**PROVIDED ENTRIES**.
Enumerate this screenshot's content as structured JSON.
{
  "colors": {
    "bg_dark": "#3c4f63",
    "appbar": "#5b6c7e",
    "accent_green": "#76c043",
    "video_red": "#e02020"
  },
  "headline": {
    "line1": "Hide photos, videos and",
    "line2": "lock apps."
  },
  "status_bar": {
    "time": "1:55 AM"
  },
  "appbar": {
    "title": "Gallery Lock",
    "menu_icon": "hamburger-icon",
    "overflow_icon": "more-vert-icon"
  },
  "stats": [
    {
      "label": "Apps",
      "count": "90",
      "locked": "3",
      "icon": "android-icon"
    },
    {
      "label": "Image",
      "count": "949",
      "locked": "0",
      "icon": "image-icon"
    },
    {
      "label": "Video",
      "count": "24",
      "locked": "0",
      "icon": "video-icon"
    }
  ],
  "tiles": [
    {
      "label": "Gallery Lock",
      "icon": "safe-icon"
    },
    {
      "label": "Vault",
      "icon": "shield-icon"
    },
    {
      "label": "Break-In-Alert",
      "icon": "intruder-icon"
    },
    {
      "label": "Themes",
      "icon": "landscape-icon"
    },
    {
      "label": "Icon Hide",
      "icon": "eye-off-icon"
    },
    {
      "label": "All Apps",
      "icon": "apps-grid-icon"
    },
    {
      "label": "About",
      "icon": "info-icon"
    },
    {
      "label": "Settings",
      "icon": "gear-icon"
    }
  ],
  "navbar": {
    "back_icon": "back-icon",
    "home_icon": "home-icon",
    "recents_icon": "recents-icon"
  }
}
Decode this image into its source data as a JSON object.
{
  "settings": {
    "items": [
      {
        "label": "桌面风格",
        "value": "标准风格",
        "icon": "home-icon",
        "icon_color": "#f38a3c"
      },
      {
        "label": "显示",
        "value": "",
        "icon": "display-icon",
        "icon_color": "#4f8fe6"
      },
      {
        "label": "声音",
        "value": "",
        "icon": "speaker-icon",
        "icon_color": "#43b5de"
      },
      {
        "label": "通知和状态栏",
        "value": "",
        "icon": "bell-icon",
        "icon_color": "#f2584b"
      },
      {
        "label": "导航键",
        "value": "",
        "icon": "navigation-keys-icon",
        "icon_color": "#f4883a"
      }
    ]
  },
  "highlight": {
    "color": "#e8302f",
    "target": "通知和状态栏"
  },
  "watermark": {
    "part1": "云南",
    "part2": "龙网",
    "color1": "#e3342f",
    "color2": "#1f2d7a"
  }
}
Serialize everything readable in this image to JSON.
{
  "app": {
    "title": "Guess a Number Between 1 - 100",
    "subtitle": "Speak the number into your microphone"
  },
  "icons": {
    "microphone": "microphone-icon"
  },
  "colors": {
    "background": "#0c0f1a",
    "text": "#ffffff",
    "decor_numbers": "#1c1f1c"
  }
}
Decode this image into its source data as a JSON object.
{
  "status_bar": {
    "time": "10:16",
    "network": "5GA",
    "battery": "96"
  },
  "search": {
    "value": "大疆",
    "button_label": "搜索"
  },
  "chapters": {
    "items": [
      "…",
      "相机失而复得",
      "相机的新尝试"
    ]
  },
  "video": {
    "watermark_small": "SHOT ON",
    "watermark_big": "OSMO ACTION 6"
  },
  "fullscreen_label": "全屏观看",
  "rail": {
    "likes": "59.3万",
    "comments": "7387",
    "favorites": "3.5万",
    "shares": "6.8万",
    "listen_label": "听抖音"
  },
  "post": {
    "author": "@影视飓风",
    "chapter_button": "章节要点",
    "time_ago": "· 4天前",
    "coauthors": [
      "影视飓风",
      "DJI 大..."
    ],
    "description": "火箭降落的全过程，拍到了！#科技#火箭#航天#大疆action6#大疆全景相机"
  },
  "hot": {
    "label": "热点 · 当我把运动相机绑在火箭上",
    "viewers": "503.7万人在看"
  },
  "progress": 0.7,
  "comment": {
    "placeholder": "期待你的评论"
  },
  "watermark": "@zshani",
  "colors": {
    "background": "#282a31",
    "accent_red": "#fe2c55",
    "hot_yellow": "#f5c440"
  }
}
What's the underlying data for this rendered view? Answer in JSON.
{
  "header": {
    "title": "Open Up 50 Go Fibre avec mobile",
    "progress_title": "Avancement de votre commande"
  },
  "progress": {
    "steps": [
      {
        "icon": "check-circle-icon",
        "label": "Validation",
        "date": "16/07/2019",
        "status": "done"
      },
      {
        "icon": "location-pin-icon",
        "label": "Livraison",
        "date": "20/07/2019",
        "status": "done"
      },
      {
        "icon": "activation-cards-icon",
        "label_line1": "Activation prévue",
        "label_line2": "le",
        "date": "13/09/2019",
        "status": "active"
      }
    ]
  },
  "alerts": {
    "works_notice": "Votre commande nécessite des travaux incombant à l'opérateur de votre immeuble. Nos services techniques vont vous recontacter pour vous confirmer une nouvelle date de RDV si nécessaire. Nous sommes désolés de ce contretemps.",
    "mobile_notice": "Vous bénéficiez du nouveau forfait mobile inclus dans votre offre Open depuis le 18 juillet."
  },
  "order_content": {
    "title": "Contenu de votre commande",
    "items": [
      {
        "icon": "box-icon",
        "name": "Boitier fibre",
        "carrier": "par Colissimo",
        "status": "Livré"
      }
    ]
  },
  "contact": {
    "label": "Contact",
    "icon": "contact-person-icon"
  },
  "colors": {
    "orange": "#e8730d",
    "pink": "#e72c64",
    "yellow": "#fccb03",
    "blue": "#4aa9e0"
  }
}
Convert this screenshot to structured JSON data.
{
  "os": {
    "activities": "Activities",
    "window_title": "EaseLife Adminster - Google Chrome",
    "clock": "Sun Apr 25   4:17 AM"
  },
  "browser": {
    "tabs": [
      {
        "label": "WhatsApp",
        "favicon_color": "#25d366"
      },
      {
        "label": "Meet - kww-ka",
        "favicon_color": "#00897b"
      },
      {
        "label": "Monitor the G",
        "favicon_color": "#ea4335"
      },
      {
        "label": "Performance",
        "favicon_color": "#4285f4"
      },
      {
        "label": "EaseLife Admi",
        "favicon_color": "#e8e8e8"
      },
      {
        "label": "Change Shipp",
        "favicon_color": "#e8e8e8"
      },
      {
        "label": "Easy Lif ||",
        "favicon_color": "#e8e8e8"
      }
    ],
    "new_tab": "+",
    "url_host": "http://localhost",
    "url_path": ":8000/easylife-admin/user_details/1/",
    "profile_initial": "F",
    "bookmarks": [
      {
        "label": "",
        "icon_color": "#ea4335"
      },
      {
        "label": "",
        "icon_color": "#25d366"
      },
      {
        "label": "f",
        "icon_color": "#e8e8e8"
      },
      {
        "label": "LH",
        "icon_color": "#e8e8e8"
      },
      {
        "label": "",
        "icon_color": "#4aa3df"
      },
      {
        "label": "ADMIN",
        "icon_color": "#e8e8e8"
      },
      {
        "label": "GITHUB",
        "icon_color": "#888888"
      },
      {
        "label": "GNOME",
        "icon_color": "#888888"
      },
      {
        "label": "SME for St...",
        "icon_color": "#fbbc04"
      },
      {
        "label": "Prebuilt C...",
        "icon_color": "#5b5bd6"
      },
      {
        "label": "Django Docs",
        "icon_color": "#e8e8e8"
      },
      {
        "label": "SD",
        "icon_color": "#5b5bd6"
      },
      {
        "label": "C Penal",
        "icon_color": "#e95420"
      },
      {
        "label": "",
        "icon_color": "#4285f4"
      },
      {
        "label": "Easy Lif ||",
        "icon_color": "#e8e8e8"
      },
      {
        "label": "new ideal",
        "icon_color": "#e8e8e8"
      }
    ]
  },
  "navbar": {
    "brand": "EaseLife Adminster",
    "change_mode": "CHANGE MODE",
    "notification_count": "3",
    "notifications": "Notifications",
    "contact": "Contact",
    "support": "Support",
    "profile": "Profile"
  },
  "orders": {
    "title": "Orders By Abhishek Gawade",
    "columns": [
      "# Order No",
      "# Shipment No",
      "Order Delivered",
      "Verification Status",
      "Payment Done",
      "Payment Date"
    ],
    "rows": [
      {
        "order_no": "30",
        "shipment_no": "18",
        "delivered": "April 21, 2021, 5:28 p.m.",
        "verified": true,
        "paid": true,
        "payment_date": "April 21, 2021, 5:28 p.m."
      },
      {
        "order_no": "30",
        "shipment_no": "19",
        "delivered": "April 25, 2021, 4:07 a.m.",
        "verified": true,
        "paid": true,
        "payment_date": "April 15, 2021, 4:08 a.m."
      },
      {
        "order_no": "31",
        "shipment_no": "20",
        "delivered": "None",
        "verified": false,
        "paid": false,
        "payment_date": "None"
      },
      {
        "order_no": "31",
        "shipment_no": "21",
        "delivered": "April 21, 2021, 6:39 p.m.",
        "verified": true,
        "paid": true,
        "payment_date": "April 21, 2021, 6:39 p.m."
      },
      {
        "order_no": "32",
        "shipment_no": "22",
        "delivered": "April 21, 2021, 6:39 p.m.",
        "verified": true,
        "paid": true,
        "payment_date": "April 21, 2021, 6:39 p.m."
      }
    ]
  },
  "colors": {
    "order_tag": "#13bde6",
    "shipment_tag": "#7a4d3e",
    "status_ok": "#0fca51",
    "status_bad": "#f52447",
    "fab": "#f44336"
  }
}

**DIRECTIONS**. Show all lines in the entries above where the string "screenshot" appears.

**OUTPUT OF THE TASK**.
Enumerate this screenshot's content as structured JSON.
Convert this screenshot to structured JSON data.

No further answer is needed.